═════ RECORDS PROVIDED ═════
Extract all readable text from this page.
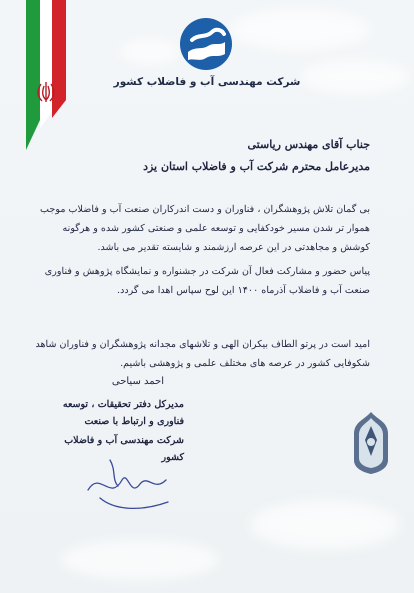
شرکت مهندسی آب و فاضلاب کشور
جناب آقای مهندس ریاستی
مدیرعامل محترم شرکت آب و فاضلاب استان یزد
بی گمان تلاش پژوهشگران ، فناوران و دست اندرکاران صنعت آب و فاضلاب موجب هموار تر شدن مسیر خودکفایی و توسعه علمی و صنعتی کشور شده و هرگونه کوشش و مجاهدتی در این عرصه ارزشمند و شایسته تقدیر می باشد.
پیاس حضور و مشارکت فعال آن شرکت در جشنواره و نمایشگاه پژوهش و فناوری صنعت آب و فاضلاب آذرماه ۱۴۰۰ این لوح سپاس اهدا می گردد.
امید است در پرتو الطاف بیکران الهی و تلاشهای مجدانه پژوهشگران و فناوران شاهد شکوفایی کشور در عرصه های مختلف علمی و پژوهشی باشیم.
احمد سیاحی
مدیرکل دفتر تحقیقات ، توسعه فناوری و ارتباط با صنعت
شرکت مهندسی آب و فاضلاب کشور
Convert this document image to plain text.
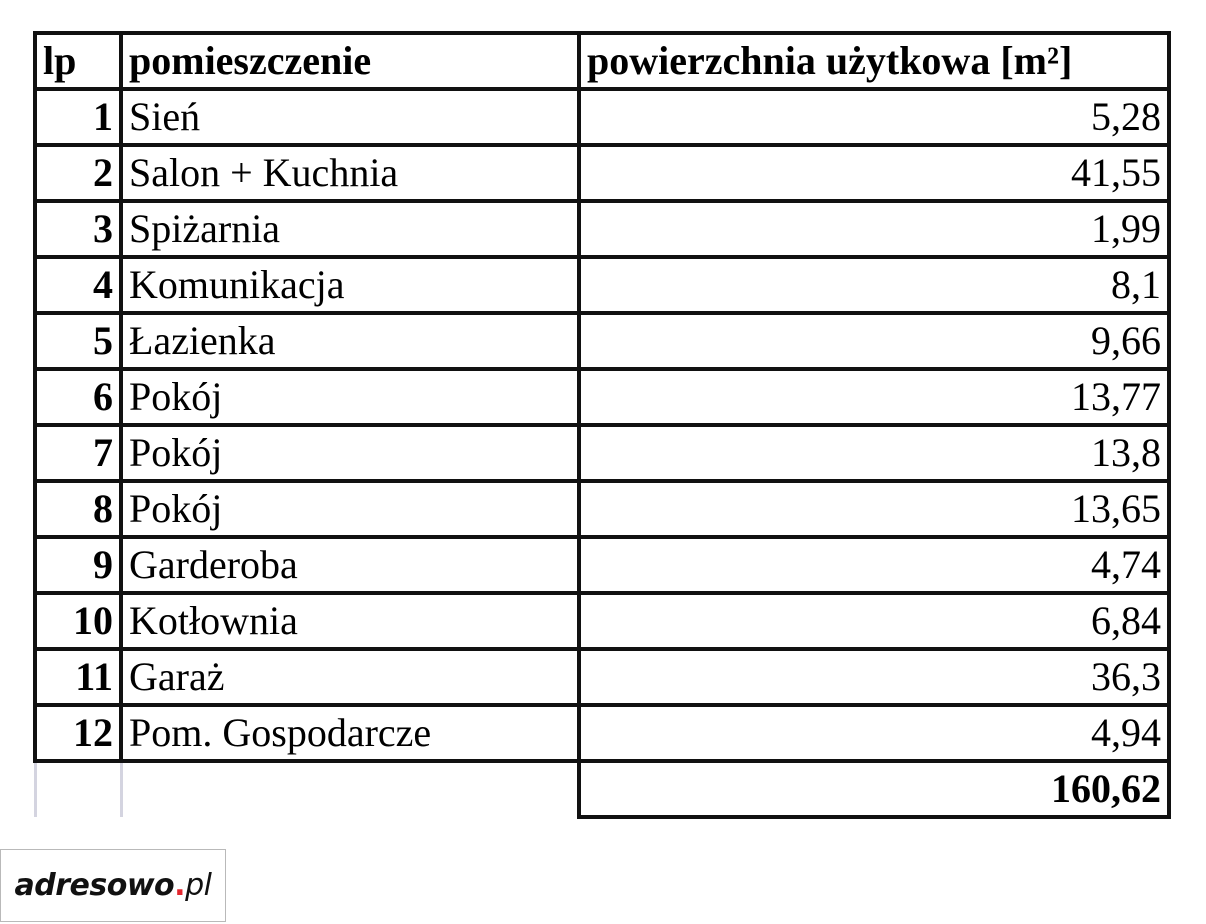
lp	pomieszczenie	powierzchnia użytkowa [m²]
1	Sień	5,28
2	Salon + Kuchnia	41,55
3	Spiżarnia	1,99
4	Komunikacja	8,1
5	Łazienka	9,66
6	Pokój	13,77
7	Pokój	13,8
8	Pokój	13,65
9	Garderoba	4,74
10	Kotłownia	6,84
11	Garaż	36,3
12	Pom. Gospodarcze	4,94
		160,62
adresowo . pl
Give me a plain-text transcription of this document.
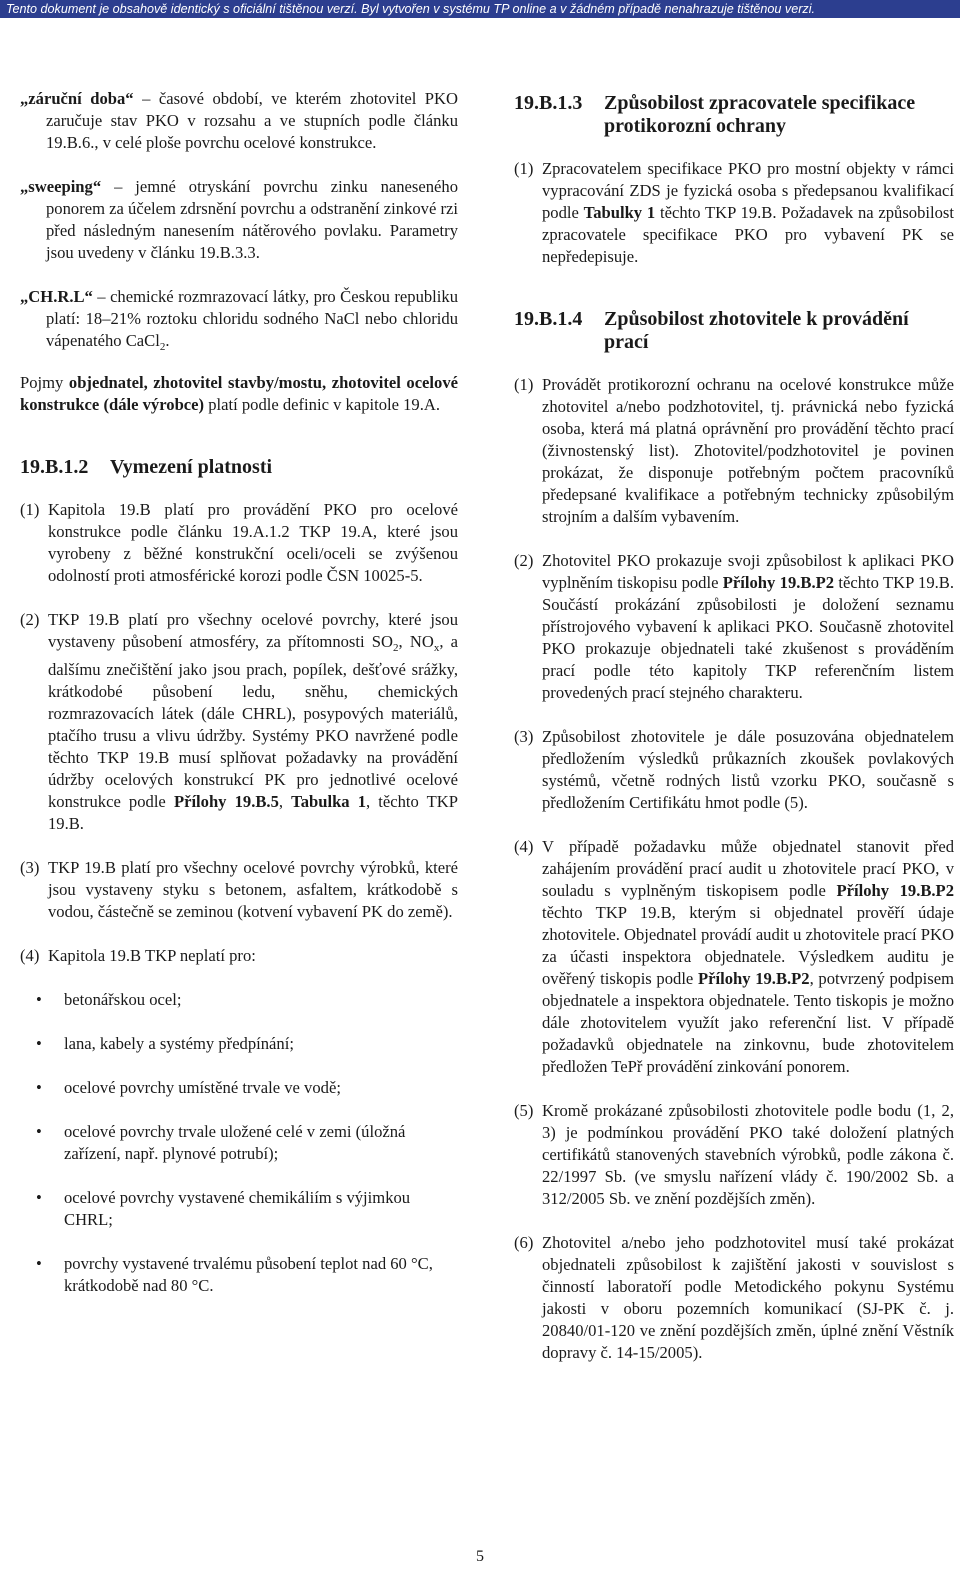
Tento dokument je obsahově identický s oficiální tištěnou verzí. Byl vytvořen v systému TP online a v žádném případě nenahrazuje tištěnou verzi.

„záruční doba“ – časové období, ve kterém zhotovitel PKO zaručuje stav PKO v rozsahu a ve stupních podle článku 19.B.6., v celé ploše povrchu ocelové konstrukce.

„sweeping“ – jemné otryskání povrchu zinku naneseného ponorem za účelem zdrsnění povrchu a odstranění zinkové rzi před následným nanesením nátěrového povlaku. Parametry jsou uvedeny v článku 19.B.3.3.

„CH.R.L“ – chemické rozmrazovací látky, pro Českou republiku platí: 18–21% roztoku chloridu sodného NaCl nebo chloridu vápenatého CaCl$_2$.

Pojmy objednatel, zhotovitel stavby/mostu, zhotovitel ocelové konstrukce (dále výrobce) platí podle definic v kapitole 19.A.

19.B.1.2	Vymezení platnosti
(1) Kapitola 19.B platí pro provádění PKO pro ocelové konstrukce podle článku 19.A.1.2 TKP 19.A, které jsou vyrobeny z běžné konstrukční oceli/oceli se zvýšenou odolností proti atmosférické korozi podle ČSN 10025-5.
(2) TKP 19.B platí pro všechny ocelové povrchy, které jsou vystaveny působení atmosféry, za přítomnosti $SO_2$, $NO_x$, a dalšímu znečištění jako jsou prach, popílek, dešťové srážky, krátkodobé působení ledu, sněhu, chemických rozmrazovacích látek (dále CHRL), posypových materiálů, ptačího trusu a vlivu údržby. Systémy PKO navržené podle těchto TKP 19.B musí splňovat požadavky na provádění údržby ocelových konstrukcí PK pro jednotlivé ocelové konstrukce podle Přílohy 19.B.5, Tabulka 1, těchto TKP 19.B.
(3) TKP 19.B platí pro všechny ocelové povrchy výrobků, které jsou vystaveny styku s betonem, asfaltem, krátkodobě s vodou, částečně se zeminou (kotvení vybavení PK do země).
(4) Kapitola 19.B TKP neplatí pro:
•	betonářskou ocel;
•	lana, kabely a systémy předpínání;
•	ocelové povrchy umístěné trvale ve vodě;
•	ocelové povrchy trvale uložené celé v zemi (úložná zařízení, např. plynové potrubí);
•	ocelové povrchy vystavené chemikáliím s výjimkou CHRL;
•	povrchy vystavené trvalému působení teplot nad 60 °C, krátkodobě nad 80 °C.
19.B.1.3	Způsobilost zpracovatele specifikace protikorozní ochrany
(1) Zpracovatelem specifikace PKO pro mostní objekty v rámci vypracování ZDS je fyzická osoba s předepsanou kvalifikací podle Tabulky 1 těchto TKP 19.B. Požadavek na způsobilost zpracovatele specifikace PKO pro vybavení PK se nepředepisuje.
19.B.1.4	Způsobilost zhotovitele k provádění prací
(1) Provádět protikorozní ochranu na ocelové konstrukce může zhotovitel a/nebo podzhotovitel, tj. právnická nebo fyzická osoba, která má platná oprávnění pro provádění těchto prací (živnostenský list). Zhotovitel/podzhotovitel je povinen prokázat, že disponuje potřebným počtem pracovníků předepsané kvalifikace a potřebným technicky způsobilým strojním a dalším vybavením.
(2) Zhotovitel PKO prokazuje svoji způsobilost k aplikaci PKO vyplněním tiskopisu podle Přílohy 19.B.P2 těchto TKP 19.B. Součástí prokázání způsobilosti je doložení seznamu přístrojového vybavení k aplikaci PKO. Současně zhotovitel PKO prokazuje objednateli také zkušenost s prováděním prací podle této kapitoly TKP referenčním listem provedených prací stejného charakteru.
(3) Způsobilost zhotovitele je dále posuzována objednatelem předložením výsledků průkazních zkoušek povlakových systémů, včetně rodných listů vzorku PKO, současně s předložením Certifikátu hmot podle (5).
(4) V případě požadavku může objednatel stanovit před zahájením provádění prací audit u zhotovitele prací PKO, v souladu s vyplněným tiskopisem podle Přílohy 19.B.P2 těchto TKP 19.B, kterým si objednatel prověří údaje zhotovitele. Objednatel provádí audit u zhotovitele prací PKO za účasti inspektora objednatele. Výsledkem auditu je ověřený tiskopis podle Přílohy 19.B.P2, potvrzený podpisem objednatele a inspektora objednatele. Tento tiskopis je možno dále zhotovitelem využít jako referenční list. V případě požadavků objednatele na zinkovnu, bude zhotovitelem předložen TePř provádění zinkování ponorem.
(5) Kromě prokázané způsobilosti zhotovitele podle bodu (1, 2, 3) je podmínkou provádění PKO také doložení platných certifikátů stanovených stavebních výrobků, podle zákona č. 22/1997 Sb. (ve smyslu nařízení vlády č. 190/2002 Sb. a 312/2005 Sb. ve znění pozdějších změn).
(6) Zhotovitel a/nebo jeho podzhotovitel musí také prokázat objednateli způsobilost k zajištění jakosti v souvislost s činností laboratoří podle Metodického pokynu Systému jakosti v oboru pozemních komunikací (SJ-PK č. j. 20840/01-120 ve znění pozdějších změn, úplné znění Věstník dopravy č. 14-15/2005).
5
═════
TASK TO COMPLETE:
For the entries above, state how many lines contain the word "dále". Provide the number by itself.

EXERCISE RESPONSE:
4